§ **What you should do**:
Find the lines of data that contain the string "this", then list them.

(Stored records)
======

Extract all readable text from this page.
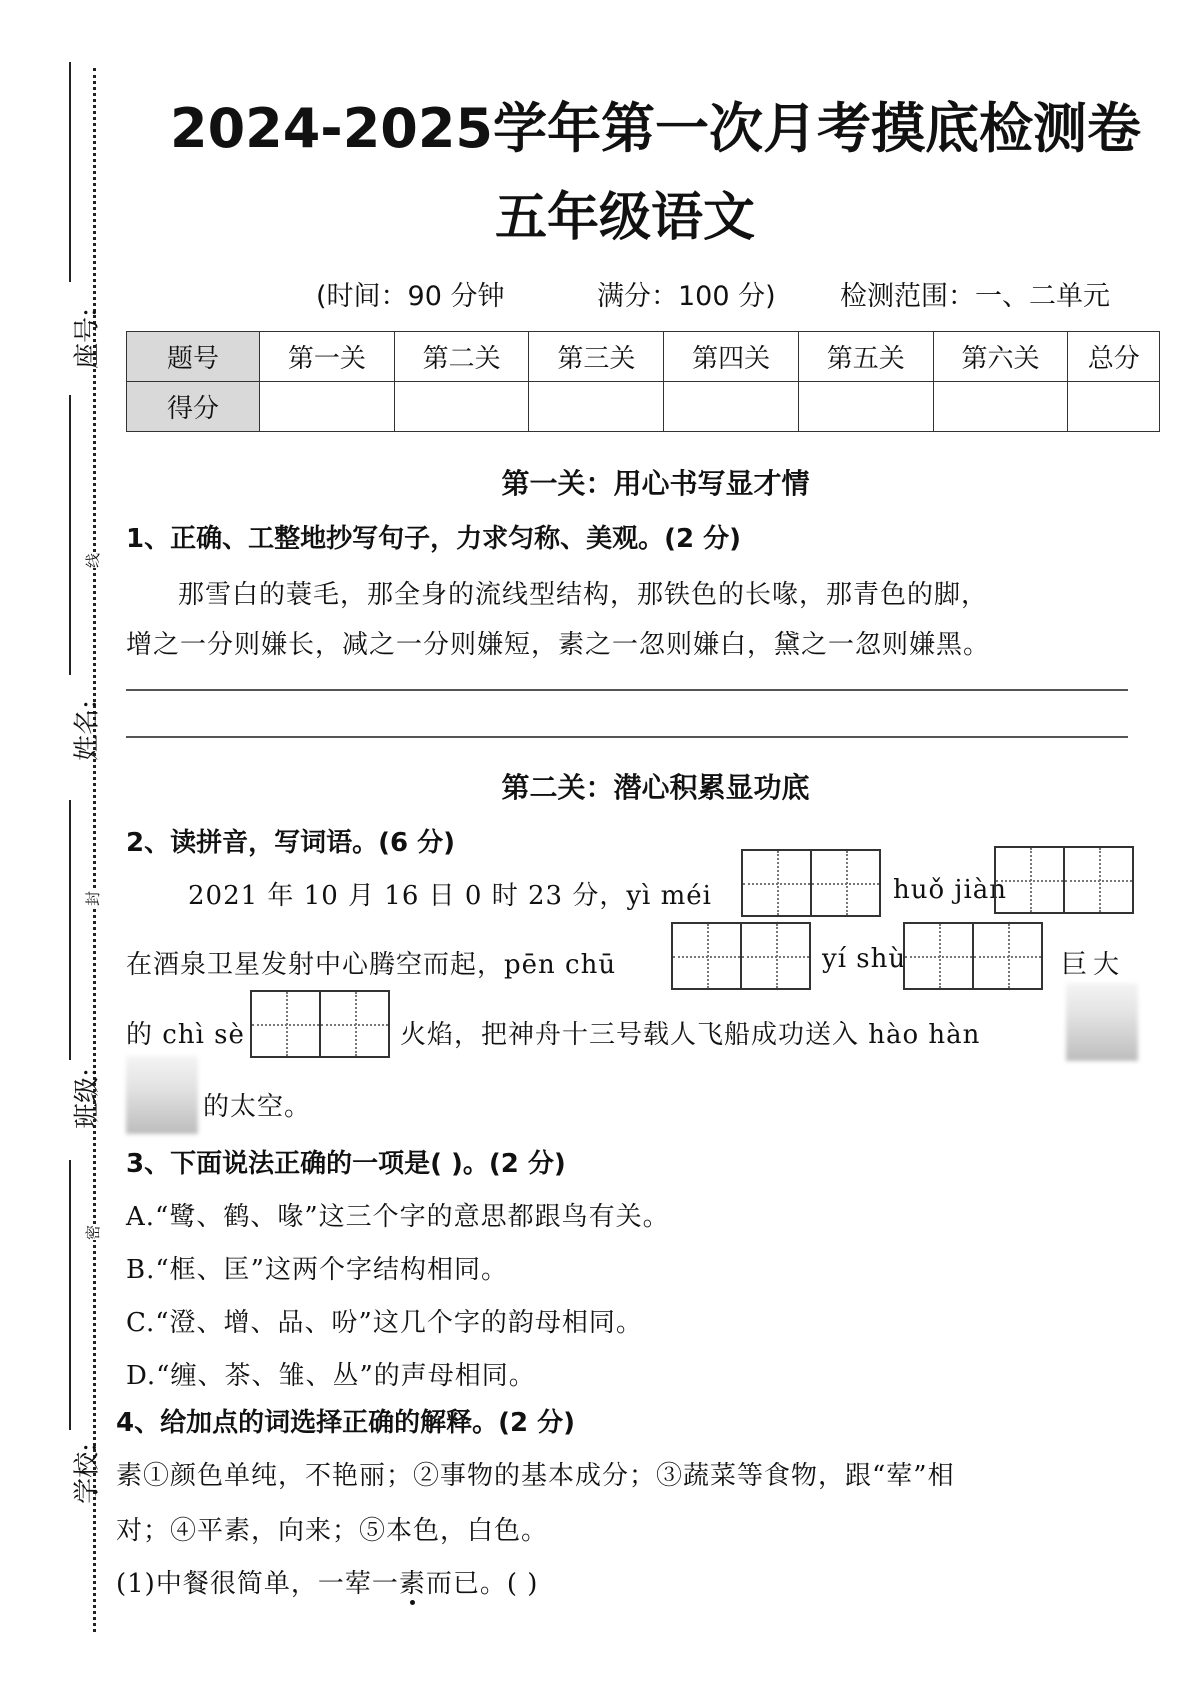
座号:
姓名:
班级:
学校:
线
封
密
2024-2025学年第一次月考摸底检测卷
五年级语文
(时间：90 分钟	满分：100 分) 检测范围：一、二单元
题号	第一关	第二关	第三关	第四关	第五关	第六关	总分
得分							
第一关：用心书写显才情
1、正确、工整地抄写句子，力求匀称、美观。(2 分)
那雪白的蓑毛，那全身的流线型结构，那铁色的长喙，那青色的脚，
增之一分则嫌长，减之一分则嫌短，素之一忽则嫌白，黛之一忽则嫌黑。
第二关：潜心积累显功底
2、读拼音，写词语。(6 分)
2021 年 10 月 16 日 0 时 23 分，yì méi	huǒ jiàn
在酒泉卫星发射中心腾空而起，pēn chū	yí shù	巨大
的 chì sè	火焰，把神舟十三号载人飞船成功送入 hào hàn
的太空。
3、下面说法正确的一项是( )。(2 分)
A.“鹭、鹤、喙”这三个字的意思都跟鸟有关。
B.“框、匡”这两个字结构相同。
C.“澄、增、品、吩”这几个字的韵母相同。
D.“缠、茶、雏、丛”的声母相同。
4、给加点的词选择正确的解释。(2 分)
素①颜色单纯，不艳丽；②事物的基本成分；③蔬菜等食物，跟“荤”相
对；④平素，向来；⑤本色，白色。
(1)中餐很简单，一荤一素而已。( )
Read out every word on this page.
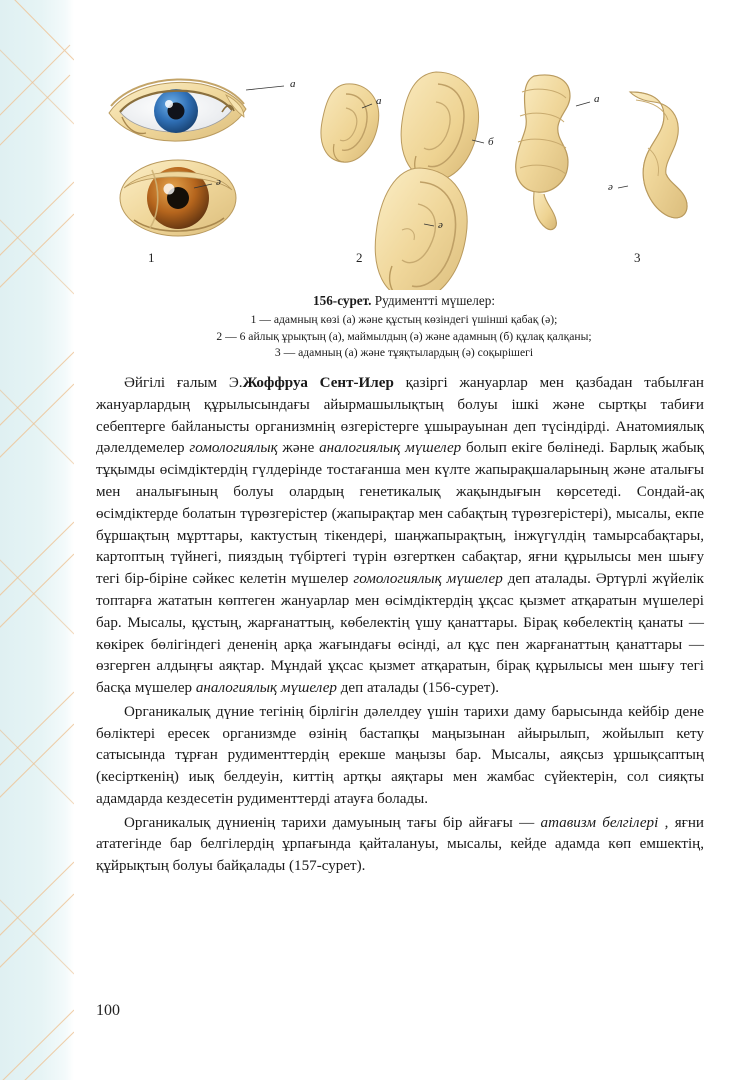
а
ә
1
а
б
ә
2
а
ә
3
156-сурет. Рудиментті мүшелер:
1 — адамның көзі (а) және құстың көзіндегі үшінші қабақ (ә);
2 — 6 айлық ұрықтың (а), маймылдың (ә) және адамның (б) құлақ қалқаны;
3 — адамның (а) және тұяқтылардың (ә) соқырішегі

Әйгілі ғалым Э.Жоффруа Сент-Илер қазіргі жануарлар мен қазбадан табылған жануарлардың құрылысындағы айырмашылықтың болуы ішкі және сыртқы табиғи себептерге байланысты организмнің өзгерістерге ұшырауынан деп түсіндірді. Анатомиялық дәлелдемелер гомологиялық және аналогиялық мүшелер болып екіге бөлінеді. Барлық жабық тұқымды өсімдіктердің гүлдерінде тостағанша мен күлте жапырақшаларының және аталығы мен аналығының болуы олардың генетикалық жақындығын көрсетеді. Сондай-ақ өсімдіктерде болатын түрөзгерістер (жапырақтар мен сабақтың түрөзгерістері), мысалы, екпе бұршақтың мұрттары, кактустың тікендері, шаңжапырақтың, інжүгүлдің тамырсабақтары, картоптың түйнегі, пияздың түбіртегі түрін өзгерткен сабақтар, яғни құрылысы мен шығу тегі бір-біріне сәйкес келетін мүшелер гомологиялық мүшелер деп аталады. Әртүрлі жүйелік топтарға жататын көптеген жануарлар мен өсімдіктердің ұқсас қызмет атқаратын мүшелері бар. Мысалы, құстың, жарғанаттың, көбелектің үшу қанаттары. Бірақ көбелектің қанаты — көкірек бөлігіндегі дененің арқа жағындағы өсінді, ал құс пен жарғанаттың қанаттары — өзгерген алдыңғы аяқтар. Мұндай ұқсас қызмет атқаратын, бірақ құрылысы мен шығу тегі басқа мүшелер аналогиялық мүшелер деп аталады (156-сурет).

Органикалық дүние тегінің бірлігін дәлелдеу үшін тарихи даму барысында кейбір дене бөліктері ересек организмде өзінің бастапқы маңызынан айырылып, жойылып кету сатысында тұрған рудименттердің ерекше маңызы бар. Мысалы, аяқсыз ұршықсаптың (кесірткенің) иық белдеуін, киттің артқы аяқтары мен жамбас сүйектерін, сол сияқты адамдарда кездесетін рудименттерді атауға болады.

Органикалық дүниенің тарихи дамуының тағы бір айғағы — атавизм белгілері , яғни ататегінде бар белгілердің ұрпағында қайталануы, мысалы, кейде адамда көп емшектің, құйрықтың болуы байқалады (157-сурет).

100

======

§ **The completed task**:
Extract all readable text from this page.
Read out every word on this page.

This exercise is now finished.